• _STATED EXERCISE_:
Go through the records and copy each line where the word "title" occurs.

Extracted records
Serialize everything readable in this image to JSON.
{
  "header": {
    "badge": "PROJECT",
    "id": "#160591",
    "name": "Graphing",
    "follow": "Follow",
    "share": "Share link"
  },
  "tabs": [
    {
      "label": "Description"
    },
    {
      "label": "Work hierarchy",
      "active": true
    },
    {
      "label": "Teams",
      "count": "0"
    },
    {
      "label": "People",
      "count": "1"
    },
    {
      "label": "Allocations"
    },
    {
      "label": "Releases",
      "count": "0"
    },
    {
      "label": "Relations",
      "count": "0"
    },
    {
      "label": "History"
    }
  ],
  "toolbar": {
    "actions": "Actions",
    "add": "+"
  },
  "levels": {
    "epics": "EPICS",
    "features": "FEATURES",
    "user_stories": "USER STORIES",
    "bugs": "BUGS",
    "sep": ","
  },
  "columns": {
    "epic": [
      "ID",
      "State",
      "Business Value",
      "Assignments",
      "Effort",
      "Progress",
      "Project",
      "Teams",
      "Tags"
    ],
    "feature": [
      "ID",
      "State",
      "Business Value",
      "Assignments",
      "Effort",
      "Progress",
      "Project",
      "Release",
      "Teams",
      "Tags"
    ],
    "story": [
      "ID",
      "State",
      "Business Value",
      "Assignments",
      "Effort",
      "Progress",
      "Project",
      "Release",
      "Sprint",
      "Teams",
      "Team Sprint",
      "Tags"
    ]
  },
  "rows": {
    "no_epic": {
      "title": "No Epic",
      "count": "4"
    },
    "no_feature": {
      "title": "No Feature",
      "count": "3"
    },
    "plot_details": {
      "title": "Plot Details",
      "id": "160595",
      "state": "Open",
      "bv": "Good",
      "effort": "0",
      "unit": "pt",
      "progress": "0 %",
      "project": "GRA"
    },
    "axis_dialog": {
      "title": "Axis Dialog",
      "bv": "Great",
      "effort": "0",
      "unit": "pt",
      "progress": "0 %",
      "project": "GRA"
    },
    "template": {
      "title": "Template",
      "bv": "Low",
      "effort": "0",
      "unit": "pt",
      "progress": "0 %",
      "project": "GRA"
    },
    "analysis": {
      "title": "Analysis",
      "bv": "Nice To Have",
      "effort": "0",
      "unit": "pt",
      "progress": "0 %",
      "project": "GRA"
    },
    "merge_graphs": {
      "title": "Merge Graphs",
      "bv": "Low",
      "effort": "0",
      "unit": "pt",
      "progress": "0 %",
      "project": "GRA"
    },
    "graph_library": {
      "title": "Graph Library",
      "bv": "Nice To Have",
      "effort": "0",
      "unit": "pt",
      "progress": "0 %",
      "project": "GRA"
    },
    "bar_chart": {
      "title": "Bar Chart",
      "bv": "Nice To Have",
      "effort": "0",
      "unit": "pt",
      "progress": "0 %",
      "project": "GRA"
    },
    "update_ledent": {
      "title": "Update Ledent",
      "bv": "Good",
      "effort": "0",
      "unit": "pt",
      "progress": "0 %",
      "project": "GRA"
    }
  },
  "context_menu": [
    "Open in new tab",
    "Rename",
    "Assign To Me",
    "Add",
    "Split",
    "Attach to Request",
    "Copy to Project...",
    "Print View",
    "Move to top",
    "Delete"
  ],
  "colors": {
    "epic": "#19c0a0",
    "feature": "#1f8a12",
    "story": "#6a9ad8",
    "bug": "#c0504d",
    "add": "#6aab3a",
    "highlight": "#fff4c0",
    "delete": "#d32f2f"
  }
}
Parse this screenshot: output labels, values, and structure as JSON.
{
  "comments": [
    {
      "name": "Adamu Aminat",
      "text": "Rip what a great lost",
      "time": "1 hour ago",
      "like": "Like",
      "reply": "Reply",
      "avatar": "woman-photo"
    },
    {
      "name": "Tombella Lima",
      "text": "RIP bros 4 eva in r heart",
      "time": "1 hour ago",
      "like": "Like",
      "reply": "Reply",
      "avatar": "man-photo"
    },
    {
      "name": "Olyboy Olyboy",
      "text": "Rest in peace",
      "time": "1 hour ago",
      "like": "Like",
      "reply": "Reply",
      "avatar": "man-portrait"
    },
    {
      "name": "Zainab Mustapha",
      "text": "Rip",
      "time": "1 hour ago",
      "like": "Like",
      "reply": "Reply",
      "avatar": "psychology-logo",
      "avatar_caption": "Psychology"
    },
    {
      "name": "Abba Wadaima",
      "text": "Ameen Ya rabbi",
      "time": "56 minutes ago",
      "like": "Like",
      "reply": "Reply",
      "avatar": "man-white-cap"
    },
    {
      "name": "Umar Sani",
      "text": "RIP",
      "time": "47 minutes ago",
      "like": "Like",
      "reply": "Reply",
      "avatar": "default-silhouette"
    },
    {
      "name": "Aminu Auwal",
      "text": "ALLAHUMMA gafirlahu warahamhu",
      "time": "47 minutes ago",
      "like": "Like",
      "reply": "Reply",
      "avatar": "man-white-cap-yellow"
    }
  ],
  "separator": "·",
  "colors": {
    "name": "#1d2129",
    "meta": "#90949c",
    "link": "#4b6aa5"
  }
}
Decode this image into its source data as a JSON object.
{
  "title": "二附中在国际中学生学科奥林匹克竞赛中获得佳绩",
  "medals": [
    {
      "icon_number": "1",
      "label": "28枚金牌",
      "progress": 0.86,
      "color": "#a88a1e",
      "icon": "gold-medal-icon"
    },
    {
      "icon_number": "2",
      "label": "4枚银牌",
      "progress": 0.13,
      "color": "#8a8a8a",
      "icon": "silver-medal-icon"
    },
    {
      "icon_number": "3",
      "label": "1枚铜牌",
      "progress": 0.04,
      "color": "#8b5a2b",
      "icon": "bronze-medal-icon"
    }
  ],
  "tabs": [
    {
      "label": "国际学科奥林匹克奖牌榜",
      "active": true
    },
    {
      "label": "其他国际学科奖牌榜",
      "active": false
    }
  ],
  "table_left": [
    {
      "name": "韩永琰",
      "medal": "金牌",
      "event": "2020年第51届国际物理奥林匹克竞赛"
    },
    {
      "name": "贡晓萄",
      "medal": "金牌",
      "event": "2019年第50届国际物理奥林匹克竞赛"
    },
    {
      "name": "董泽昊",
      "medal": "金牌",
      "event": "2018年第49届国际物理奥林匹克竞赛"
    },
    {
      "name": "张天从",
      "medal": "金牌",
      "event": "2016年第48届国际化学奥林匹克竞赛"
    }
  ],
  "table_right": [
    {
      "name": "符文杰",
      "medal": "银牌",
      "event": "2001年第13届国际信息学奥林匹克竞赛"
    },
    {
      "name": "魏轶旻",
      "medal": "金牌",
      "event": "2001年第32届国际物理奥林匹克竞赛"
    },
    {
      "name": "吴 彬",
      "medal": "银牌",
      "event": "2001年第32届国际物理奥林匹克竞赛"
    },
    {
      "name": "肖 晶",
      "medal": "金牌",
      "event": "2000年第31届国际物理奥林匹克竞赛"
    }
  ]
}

• _TASK SOLUTION_:
      "title": "No Epic",
      "title": "No Feature",
      "title": "Plot Details",
      "title": "Axis Dialog",
      "title": "Template",
      "title": "Analysis",
      "title": "Merge Graphs",
      "title": "Graph Library",
      "title": "Bar Chart",
      "title": "Update Ledent",
  "title": "二附中在国际中学生学科奥林匹克竞赛中获得佳绩",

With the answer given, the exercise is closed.